Direction: Reproduce every record below exactly as it appears.

━━ Dataset content

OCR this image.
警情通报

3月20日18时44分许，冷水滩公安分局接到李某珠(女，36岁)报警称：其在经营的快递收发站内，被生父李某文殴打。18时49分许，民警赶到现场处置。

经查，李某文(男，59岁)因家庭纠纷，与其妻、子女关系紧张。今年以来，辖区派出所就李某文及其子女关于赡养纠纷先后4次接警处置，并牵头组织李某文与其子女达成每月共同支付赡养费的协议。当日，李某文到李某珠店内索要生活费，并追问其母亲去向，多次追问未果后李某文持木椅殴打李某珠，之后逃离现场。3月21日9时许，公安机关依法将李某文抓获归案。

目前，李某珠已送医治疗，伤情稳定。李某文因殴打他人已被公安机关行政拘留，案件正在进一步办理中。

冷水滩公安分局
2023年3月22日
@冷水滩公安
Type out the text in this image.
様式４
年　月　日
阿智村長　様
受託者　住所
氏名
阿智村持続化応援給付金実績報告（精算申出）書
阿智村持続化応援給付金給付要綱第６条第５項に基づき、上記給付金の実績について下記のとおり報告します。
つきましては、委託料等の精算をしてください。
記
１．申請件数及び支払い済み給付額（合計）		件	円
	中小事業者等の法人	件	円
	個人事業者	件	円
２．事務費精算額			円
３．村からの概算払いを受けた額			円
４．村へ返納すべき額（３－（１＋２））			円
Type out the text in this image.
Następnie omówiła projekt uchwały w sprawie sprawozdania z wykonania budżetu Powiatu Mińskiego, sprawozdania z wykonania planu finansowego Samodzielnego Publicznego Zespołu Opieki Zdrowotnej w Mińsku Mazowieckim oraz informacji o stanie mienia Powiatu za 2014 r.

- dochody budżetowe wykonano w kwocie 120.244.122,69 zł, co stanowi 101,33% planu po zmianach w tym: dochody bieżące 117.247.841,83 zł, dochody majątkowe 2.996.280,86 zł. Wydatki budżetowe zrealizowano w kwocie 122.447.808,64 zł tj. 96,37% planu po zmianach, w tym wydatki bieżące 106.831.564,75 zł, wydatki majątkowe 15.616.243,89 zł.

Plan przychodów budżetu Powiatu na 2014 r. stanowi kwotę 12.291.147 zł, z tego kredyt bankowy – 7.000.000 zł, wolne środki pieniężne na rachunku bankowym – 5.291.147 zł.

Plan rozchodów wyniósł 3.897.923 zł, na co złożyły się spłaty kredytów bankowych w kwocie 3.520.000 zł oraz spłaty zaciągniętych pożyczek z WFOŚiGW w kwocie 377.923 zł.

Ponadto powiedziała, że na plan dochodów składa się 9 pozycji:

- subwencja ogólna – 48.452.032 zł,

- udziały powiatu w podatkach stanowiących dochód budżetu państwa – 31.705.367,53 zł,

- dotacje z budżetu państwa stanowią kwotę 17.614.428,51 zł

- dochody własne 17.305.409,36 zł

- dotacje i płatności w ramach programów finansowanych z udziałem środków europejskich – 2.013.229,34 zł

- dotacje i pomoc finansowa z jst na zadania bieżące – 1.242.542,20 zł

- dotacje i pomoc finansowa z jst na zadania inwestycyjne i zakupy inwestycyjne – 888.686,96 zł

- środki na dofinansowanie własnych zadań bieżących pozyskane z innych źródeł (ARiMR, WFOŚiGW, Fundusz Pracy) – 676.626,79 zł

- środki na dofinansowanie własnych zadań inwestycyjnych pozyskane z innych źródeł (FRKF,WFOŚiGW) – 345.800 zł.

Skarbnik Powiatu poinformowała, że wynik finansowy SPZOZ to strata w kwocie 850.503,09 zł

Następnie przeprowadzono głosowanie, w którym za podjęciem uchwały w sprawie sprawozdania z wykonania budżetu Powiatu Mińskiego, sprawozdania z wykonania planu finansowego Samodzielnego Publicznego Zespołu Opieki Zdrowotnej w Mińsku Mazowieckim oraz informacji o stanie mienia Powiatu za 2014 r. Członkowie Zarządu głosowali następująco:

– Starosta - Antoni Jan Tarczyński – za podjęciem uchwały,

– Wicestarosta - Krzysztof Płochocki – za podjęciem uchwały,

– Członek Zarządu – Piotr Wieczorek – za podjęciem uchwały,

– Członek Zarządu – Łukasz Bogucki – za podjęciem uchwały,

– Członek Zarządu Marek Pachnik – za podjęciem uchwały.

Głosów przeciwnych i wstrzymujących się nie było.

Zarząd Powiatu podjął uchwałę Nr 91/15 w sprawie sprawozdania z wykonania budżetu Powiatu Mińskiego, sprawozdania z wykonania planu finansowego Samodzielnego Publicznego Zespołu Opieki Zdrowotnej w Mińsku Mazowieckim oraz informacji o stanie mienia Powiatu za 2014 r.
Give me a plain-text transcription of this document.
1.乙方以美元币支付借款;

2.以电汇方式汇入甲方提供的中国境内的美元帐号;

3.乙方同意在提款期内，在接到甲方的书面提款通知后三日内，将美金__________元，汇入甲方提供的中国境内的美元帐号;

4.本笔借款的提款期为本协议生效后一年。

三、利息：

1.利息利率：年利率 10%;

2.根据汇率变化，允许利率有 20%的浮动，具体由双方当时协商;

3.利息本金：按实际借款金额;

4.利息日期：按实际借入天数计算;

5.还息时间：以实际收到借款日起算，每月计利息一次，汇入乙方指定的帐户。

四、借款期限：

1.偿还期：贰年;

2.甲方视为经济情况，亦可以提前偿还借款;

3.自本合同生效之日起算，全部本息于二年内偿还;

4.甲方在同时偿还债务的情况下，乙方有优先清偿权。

━━━━

Task response:
OCR this image.
警情通报

3月20日18时44分许，冷水滩公安分局接到李某珠(女，36岁)报警称：其在经营的快递收发站内，被生父李某文殴打。18时49分许，民警赶到现场处置。

经查，李某文(男，59岁)因家庭纠纷，与其妻、子女关系紧张。今年以来，辖区派出所就李某文及其子女关于赡养纠纷先后4次接警处置，并牵头组织李某文与其子女达成每月共同支付赡养费的协议。当日，李某文到李某珠店内索要生活费，并追问其母亲去向，多次追问未果后李某文持木椅殴打李某珠，之后逃离现场。3月21日9时许，公安机关依法将李某文抓获归案。

目前，李某珠已送医治疗，伤情稳定。李某文因殴打他人已被公安机关行政拘留，案件正在进一步办理中。

冷水滩公安分局
2023年3月22日
@冷水滩公安
Type out the text in this image.
様式４
年　月　日
阿智村長　様
受託者　住所
氏名
阿智村持続化応援給付金実績報告（精算申出）書
阿智村持続化応援給付金給付要綱第６条第５項に基づき、上記給付金の実績について下記のとおり報告します。
つきましては、委託料等の精算をしてください。
記
１．申請件数及び支払い済み給付額（合計）		件	円
	中小事業者等の法人	件	円
	個人事業者	件	円
２．事務費精算額			円
３．村からの概算払いを受けた額			円
４．村へ返納すべき額（３－（１＋２））			円
Type out the text in this image.
Następnie omówiła projekt uchwały w sprawie sprawozdania z wykonania budżetu Powiatu Mińskiego, sprawozdania z wykonania planu finansowego Samodzielnego Publicznego Zespołu Opieki Zdrowotnej w Mińsku Mazowieckim oraz informacji o stanie mienia Powiatu za 2014 r.

- dochody budżetowe wykonano w kwocie 120.244.122,69 zł, co stanowi 101,33% planu po zmianach w tym: dochody bieżące 117.247.841,83 zł, dochody majątkowe 2.996.280,86 zł. Wydatki budżetowe zrealizowano w kwocie 122.447.808,64 zł tj. 96,37% planu po zmianach, w tym wydatki bieżące 106.831.564,75 zł, wydatki majątkowe 15.616.243,89 zł.

Plan przychodów budżetu Powiatu na 2014 r. stanowi kwotę 12.291.147 zł, z tego kredyt bankowy – 7.000.000 zł, wolne środki pieniężne na rachunku bankowym – 5.291.147 zł.

Plan rozchodów wyniósł 3.897.923 zł, na co złożyły się spłaty kredytów bankowych w kwocie 3.520.000 zł oraz spłaty zaciągniętych pożyczek z WFOŚiGW w kwocie 377.923 zł.

Ponadto powiedziała, że na plan dochodów składa się 9 pozycji:

- subwencja ogólna – 48.452.032 zł,

- udziały powiatu w podatkach stanowiących dochód budżetu państwa – 31.705.367,53 zł,

- dotacje z budżetu państwa stanowią kwotę 17.614.428,51 zł

- dochody własne 17.305.409,36 zł

- dotacje i płatności w ramach programów finansowanych z udziałem środków europejskich – 2.013.229,34 zł

- dotacje i pomoc finansowa z jst na zadania bieżące – 1.242.542,20 zł

- dotacje i pomoc finansowa z jst na zadania inwestycyjne i zakupy inwestycyjne – 888.686,96 zł

- środki na dofinansowanie własnych zadań bieżących pozyskane z innych źródeł (ARiMR, WFOŚiGW, Fundusz Pracy) – 676.626,79 zł

- środki na dofinansowanie własnych zadań inwestycyjnych pozyskane z innych źródeł (FRKF,WFOŚiGW) – 345.800 zł.

Skarbnik Powiatu poinformowała, że wynik finansowy SPZOZ to strata w kwocie 850.503,09 zł

Następnie przeprowadzono głosowanie, w którym za podjęciem uchwały w sprawie sprawozdania z wykonania budżetu Powiatu Mińskiego, sprawozdania z wykonania planu finansowego Samodzielnego Publicznego Zespołu Opieki Zdrowotnej w Mińsku Mazowieckim oraz informacji o stanie mienia Powiatu za 2014 r. Członkowie Zarządu głosowali następująco:

– Starosta - Antoni Jan Tarczyński – za podjęciem uchwały,

– Wicestarosta - Krzysztof Płochocki – za podjęciem uchwały,

– Członek Zarządu – Piotr Wieczorek – za podjęciem uchwały,

– Członek Zarządu – Łukasz Bogucki – za podjęciem uchwały,

– Członek Zarządu Marek Pachnik – za podjęciem uchwały.

Głosów przeciwnych i wstrzymujących się nie było.

Zarząd Powiatu podjął uchwałę Nr 91/15 w sprawie sprawozdania z wykonania budżetu Powiatu Mińskiego, sprawozdania z wykonania planu finansowego Samodzielnego Publicznego Zespołu Opieki Zdrowotnej w Mińsku Mazowieckim oraz informacji o stanie mienia Powiatu za 2014 r.
Give me a plain-text transcription of this document.
1.乙方以美元币支付借款;

2.以电汇方式汇入甲方提供的中国境内的美元帐号;

3.乙方同意在提款期内，在接到甲方的书面提款通知后三日内，将美金__________元，汇入甲方提供的中国境内的美元帐号;

4.本笔借款的提款期为本协议生效后一年。

三、利息：

1.利息利率：年利率 10%;

2.根据汇率变化，允许利率有 20%的浮动，具体由双方当时协商;

3.利息本金：按实际借款金额;

4.利息日期：按实际借入天数计算;

5.还息时间：以实际收到借款日起算，每月计利息一次，汇入乙方指定的帐户。

四、借款期限：

1.偿还期：贰年;

2.甲方视为经济情况，亦可以提前偿还借款;

3.自本合同生效之日起算，全部本息于二年内偿还;

4.甲方在同时偿还债务的情况下，乙方有优先清偿权。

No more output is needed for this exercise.